Keep the wording of each record exactly the same when you repeat it, and leave out pictures.

Material provided:

::::

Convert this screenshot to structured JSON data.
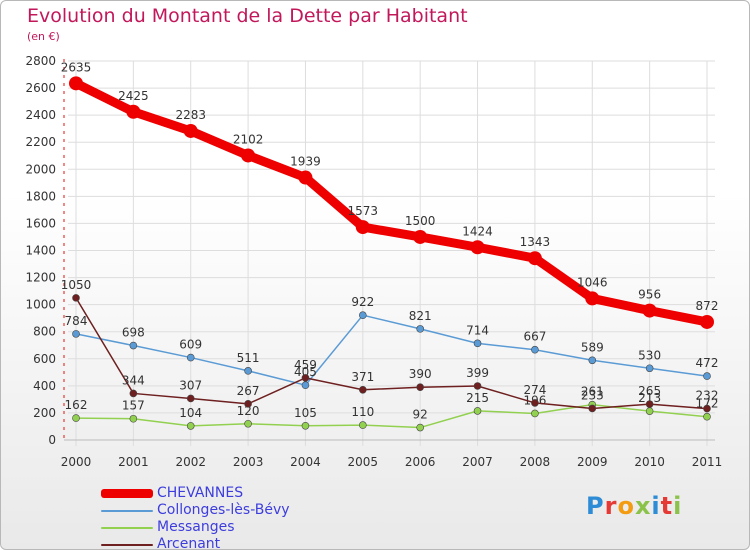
{
  "title": "Evolution du Montant de la Dette par Habitant",
  "subtitle": "(en €)",
  "logo": {
    "text": "Proxiti",
    "colors": [
      "#2e8bd6",
      "#e53935",
      "#f39c12",
      "#8bc34a",
      "#2e8bd6",
      "#e53935",
      "#8bc34a"
    ]
  },
  "chart_data": {
    "type": "line",
    "title": "Evolution du Montant de la Dette par Habitant",
    "subtitle": "(en €)",
    "x": [
      "2000",
      "2001",
      "2002",
      "2003",
      "2004",
      "2005",
      "2006",
      "2007",
      "2008",
      "2009",
      "2010",
      "2011"
    ],
    "ylim": [
      0,
      2800
    ],
    "yticks": [
      0,
      200,
      400,
      600,
      800,
      1000,
      1200,
      1400,
      1600,
      1800,
      2000,
      2200,
      2400,
      2600,
      2800
    ],
    "grid": true,
    "legend_position": "bottom-left",
    "series": [
      {
        "name": "CHEVANNES",
        "color": "#ee0000",
        "label_color": "#3d3dde",
        "highlight": true,
        "values": [
          2635,
          2425,
          2283,
          2102,
          1939,
          1573,
          1500,
          1424,
          1343,
          1046,
          956,
          872
        ]
      },
      {
        "name": "Collonges-lès-Bévy",
        "color": "#5b9bd5",
        "label_color": "#3d3dde",
        "values": [
          784,
          698,
          609,
          511,
          405,
          922,
          821,
          714,
          667,
          589,
          530,
          472
        ]
      },
      {
        "name": "Messanges",
        "color": "#92d050",
        "label_color": "#3d3dde",
        "values": [
          162,
          157,
          104,
          120,
          105,
          110,
          92,
          215,
          196,
          261,
          213,
          172
        ]
      },
      {
        "name": "Arcenant",
        "color": "#6e1f1f",
        "label_color": "#3d3dde",
        "values": [
          1050,
          344,
          307,
          267,
          459,
          371,
          390,
          399,
          274,
          233,
          265,
          232
        ]
      }
    ]
  }
}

::::

Output of the exercise:
Convert this screenshot to structured JSON data.
{
  "title": "Evolution du Montant de la Dette par Habitant",
  "subtitle": "(en €)",
  "logo": {
    "text": "Proxiti",
    "colors": [
      "#2e8bd6",
      "#e53935",
      "#f39c12",
      "#8bc34a",
      "#2e8bd6",
      "#e53935",
      "#8bc34a"
    ]
  },
  "chart_data": {
    "type": "line",
    "title": "Evolution du Montant de la Dette par Habitant",
    "subtitle": "(en €)",
    "x": [
      "2000",
      "2001",
      "2002",
      "2003",
      "2004",
      "2005",
      "2006",
      "2007",
      "2008",
      "2009",
      "2010",
      "2011"
    ],
    "ylim": [
      0,
      2800
    ],
    "yticks": [
      0,
      200,
      400,
      600,
      800,
      1000,
      1200,
      1400,
      1600,
      1800,
      2000,
      2200,
      2400,
      2600,
      2800
    ],
    "grid": true,
    "legend_position": "bottom-left",
    "series": [
      {
        "name": "CHEVANNES",
        "color": "#ee0000",
        "label_color": "#3d3dde",
        "highlight": true,
        "values": [
          2635,
          2425,
          2283,
          2102,
          1939,
          1573,
          1500,
          1424,
          1343,
          1046,
          956,
          872
        ]
      },
      {
        "name": "Collonges-lès-Bévy",
        "color": "#5b9bd5",
        "label_color": "#3d3dde",
        "values": [
          784,
          698,
          609,
          511,
          405,
          922,
          821,
          714,
          667,
          589,
          530,
          472
        ]
      },
      {
        "name": "Messanges",
        "color": "#92d050",
        "label_color": "#3d3dde",
        "values": [
          162,
          157,
          104,
          120,
          105,
          110,
          92,
          215,
          196,
          261,
          213,
          172
        ]
      },
      {
        "name": "Arcenant",
        "color": "#6e1f1f",
        "label_color": "#3d3dde",
        "values": [
          1050,
          344,
          307,
          267,
          459,
          371,
          390,
          399,
          274,
          233,
          265,
          232
        ]
      }
    ]
  }
}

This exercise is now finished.